Task instructions: In the listing below, find every line with the string "Level" and pull it out.
-- -- --
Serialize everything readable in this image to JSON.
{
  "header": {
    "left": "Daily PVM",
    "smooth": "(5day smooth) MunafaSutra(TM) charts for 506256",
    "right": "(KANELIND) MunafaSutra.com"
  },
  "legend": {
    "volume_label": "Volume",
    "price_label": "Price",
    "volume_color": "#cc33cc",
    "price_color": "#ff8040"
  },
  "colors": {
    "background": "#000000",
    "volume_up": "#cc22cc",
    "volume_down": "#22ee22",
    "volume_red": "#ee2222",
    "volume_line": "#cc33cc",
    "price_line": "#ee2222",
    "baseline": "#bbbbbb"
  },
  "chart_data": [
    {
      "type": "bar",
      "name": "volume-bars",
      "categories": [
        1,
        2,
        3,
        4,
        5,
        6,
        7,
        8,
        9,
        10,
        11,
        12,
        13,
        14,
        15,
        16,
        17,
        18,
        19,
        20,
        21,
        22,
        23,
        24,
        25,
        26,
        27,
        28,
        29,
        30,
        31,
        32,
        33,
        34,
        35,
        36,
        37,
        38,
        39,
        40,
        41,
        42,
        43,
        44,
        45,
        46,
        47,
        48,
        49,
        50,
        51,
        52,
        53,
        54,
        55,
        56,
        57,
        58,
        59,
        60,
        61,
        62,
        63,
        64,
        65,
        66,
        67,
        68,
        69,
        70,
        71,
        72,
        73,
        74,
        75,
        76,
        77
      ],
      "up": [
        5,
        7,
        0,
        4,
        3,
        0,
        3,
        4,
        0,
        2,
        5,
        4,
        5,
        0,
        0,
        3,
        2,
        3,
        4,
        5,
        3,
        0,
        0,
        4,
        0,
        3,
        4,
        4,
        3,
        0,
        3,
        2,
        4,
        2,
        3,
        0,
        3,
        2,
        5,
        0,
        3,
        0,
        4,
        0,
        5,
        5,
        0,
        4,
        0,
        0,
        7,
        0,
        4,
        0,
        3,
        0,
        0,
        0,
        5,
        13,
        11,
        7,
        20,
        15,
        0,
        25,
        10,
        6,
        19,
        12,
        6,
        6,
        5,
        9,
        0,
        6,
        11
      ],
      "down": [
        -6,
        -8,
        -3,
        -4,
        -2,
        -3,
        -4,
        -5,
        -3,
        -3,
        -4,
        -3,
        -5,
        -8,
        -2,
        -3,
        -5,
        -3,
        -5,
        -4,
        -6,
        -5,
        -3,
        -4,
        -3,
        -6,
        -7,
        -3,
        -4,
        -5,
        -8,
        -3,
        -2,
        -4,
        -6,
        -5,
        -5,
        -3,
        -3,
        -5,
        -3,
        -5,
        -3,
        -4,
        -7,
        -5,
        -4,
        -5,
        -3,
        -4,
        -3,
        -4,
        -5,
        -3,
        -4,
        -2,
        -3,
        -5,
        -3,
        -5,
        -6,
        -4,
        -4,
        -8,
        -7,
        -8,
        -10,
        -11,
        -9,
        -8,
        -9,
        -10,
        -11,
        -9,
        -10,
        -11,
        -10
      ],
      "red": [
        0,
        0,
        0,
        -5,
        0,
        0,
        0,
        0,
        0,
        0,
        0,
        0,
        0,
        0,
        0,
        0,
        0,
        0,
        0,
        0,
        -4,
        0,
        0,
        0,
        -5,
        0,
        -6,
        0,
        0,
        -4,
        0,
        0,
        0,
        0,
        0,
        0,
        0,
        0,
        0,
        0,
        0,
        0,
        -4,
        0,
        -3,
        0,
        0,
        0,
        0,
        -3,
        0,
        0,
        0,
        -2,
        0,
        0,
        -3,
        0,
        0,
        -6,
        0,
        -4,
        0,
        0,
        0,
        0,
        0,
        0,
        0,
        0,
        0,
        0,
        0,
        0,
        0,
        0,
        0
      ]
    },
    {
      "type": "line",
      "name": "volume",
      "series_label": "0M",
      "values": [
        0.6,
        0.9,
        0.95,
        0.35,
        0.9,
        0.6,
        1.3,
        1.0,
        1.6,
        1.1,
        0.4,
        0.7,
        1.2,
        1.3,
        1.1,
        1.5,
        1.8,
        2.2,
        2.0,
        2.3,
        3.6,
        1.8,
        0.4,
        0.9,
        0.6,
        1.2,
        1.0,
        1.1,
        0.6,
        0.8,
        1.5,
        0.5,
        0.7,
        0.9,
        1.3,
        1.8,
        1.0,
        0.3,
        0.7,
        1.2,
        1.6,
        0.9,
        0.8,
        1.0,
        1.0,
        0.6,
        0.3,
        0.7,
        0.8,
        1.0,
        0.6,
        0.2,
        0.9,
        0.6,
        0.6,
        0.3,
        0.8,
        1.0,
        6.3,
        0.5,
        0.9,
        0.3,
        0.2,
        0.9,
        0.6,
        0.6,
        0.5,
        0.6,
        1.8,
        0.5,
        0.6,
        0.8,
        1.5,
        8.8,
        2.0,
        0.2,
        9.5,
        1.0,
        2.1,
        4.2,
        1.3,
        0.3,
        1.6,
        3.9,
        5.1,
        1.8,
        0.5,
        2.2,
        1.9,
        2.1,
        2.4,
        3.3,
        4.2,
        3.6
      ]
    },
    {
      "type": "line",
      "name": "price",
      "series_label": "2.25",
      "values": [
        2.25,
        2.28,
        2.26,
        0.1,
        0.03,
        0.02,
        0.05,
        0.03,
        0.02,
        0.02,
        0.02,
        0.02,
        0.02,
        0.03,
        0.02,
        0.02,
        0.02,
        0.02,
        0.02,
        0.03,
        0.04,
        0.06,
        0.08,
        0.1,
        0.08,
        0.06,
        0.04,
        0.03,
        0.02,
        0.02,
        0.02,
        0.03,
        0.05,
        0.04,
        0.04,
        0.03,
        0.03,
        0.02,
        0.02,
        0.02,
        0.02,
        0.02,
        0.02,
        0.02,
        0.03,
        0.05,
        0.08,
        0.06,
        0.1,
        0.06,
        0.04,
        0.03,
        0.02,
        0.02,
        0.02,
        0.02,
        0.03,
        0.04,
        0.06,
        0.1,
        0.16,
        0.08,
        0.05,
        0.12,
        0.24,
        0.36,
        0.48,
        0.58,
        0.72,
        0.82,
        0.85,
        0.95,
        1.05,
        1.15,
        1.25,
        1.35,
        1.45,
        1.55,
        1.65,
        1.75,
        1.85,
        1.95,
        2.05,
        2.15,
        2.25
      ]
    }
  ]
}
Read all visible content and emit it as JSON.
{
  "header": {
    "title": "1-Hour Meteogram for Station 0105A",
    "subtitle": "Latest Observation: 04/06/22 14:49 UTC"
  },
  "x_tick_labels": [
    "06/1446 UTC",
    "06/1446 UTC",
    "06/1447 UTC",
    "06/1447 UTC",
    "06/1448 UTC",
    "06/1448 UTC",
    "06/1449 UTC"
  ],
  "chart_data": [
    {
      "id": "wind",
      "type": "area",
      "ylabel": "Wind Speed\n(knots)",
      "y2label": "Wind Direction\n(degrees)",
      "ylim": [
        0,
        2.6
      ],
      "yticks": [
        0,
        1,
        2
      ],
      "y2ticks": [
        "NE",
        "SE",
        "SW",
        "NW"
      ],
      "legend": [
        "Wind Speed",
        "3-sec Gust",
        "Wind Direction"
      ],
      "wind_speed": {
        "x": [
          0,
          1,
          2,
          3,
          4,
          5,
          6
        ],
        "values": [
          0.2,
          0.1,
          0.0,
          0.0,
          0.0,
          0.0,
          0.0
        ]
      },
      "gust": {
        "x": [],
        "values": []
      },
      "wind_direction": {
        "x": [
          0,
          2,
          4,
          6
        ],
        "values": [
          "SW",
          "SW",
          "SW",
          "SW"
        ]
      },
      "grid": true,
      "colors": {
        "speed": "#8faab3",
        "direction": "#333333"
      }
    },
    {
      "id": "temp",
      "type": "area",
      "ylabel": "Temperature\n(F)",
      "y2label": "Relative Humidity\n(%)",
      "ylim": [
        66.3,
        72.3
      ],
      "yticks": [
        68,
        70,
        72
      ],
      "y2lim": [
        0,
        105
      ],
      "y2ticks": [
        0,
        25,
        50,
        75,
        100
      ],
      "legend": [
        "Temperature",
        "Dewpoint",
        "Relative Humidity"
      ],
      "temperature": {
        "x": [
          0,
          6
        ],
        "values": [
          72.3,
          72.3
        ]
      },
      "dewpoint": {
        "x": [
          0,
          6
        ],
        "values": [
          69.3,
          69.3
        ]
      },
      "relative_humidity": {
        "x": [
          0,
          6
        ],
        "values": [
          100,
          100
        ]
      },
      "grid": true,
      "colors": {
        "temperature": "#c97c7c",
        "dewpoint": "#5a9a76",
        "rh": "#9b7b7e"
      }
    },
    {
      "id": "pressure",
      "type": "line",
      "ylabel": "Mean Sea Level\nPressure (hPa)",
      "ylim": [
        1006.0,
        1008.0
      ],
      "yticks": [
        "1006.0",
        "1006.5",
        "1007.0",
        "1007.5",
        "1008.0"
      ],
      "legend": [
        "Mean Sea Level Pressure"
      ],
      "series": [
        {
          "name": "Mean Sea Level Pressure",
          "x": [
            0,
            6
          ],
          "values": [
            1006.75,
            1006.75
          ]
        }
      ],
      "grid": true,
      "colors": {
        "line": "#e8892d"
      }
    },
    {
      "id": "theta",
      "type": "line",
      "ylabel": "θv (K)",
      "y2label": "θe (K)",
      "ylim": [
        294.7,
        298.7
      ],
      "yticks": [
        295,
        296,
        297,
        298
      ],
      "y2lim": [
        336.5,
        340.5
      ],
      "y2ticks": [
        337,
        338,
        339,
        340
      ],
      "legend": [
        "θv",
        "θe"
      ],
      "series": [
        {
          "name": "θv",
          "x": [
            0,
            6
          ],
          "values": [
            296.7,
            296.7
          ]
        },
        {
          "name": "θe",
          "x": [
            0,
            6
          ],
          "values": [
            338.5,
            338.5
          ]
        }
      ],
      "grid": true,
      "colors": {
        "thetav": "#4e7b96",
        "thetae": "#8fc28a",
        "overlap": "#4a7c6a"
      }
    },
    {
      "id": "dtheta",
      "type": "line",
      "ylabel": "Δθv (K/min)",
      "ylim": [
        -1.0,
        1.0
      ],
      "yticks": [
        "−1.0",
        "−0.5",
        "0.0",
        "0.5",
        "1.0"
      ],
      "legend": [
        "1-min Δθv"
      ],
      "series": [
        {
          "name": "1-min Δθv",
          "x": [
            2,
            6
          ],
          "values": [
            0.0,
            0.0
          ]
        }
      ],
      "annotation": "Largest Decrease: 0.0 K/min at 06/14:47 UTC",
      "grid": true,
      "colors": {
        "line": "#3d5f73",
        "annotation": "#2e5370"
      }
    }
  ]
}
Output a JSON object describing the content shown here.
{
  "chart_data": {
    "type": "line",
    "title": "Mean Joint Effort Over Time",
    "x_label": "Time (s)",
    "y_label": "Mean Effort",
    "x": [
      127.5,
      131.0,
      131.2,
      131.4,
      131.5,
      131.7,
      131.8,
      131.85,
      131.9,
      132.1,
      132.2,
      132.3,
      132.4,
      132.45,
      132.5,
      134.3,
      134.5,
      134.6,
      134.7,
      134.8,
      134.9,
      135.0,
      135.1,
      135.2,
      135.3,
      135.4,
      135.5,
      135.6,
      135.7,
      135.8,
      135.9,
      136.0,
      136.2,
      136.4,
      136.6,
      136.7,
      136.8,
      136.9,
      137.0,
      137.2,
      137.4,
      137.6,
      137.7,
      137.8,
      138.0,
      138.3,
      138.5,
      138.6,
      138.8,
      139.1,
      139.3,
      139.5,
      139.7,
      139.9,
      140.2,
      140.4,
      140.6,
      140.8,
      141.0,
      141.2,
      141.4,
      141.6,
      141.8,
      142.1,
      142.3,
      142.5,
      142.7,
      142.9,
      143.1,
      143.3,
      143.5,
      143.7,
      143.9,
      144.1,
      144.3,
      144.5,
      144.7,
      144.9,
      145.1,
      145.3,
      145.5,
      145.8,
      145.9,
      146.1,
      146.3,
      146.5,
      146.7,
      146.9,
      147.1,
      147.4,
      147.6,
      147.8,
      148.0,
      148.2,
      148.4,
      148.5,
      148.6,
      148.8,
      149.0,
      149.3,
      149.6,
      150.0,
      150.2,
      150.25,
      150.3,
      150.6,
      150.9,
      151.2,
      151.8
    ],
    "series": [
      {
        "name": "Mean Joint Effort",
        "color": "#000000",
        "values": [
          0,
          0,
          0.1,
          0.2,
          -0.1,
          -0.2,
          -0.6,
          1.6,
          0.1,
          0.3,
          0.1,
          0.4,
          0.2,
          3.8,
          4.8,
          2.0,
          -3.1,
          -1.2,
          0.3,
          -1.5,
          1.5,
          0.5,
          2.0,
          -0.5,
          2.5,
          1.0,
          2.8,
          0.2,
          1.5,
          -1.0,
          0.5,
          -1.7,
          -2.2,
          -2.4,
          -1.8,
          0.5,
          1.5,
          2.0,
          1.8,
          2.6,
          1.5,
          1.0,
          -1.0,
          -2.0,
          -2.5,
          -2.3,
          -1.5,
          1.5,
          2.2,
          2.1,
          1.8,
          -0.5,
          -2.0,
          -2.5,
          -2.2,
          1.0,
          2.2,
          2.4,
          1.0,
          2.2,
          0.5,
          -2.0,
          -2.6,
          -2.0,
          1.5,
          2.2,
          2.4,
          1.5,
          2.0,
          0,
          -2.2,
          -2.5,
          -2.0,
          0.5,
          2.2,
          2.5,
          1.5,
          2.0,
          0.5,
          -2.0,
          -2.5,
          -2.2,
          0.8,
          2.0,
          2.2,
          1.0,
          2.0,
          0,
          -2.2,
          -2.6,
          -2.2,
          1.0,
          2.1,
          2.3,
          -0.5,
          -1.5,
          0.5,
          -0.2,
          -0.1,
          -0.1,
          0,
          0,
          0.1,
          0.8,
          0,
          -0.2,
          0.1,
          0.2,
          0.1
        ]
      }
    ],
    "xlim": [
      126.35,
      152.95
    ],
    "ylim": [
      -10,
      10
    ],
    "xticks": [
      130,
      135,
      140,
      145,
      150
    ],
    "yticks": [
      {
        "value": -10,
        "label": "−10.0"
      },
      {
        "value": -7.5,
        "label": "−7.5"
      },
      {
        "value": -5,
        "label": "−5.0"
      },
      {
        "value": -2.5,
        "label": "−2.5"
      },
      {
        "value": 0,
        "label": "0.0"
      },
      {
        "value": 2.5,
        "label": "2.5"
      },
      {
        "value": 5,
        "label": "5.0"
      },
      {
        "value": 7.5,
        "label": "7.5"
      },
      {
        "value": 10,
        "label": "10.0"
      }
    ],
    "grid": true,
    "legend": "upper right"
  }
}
-- -- --
Final answer:
      "ylabel": "Mean Sea Level\nPressure (hPa)",
        "Mean Sea Level Pressure"
          "name": "Mean Sea Level Pressure",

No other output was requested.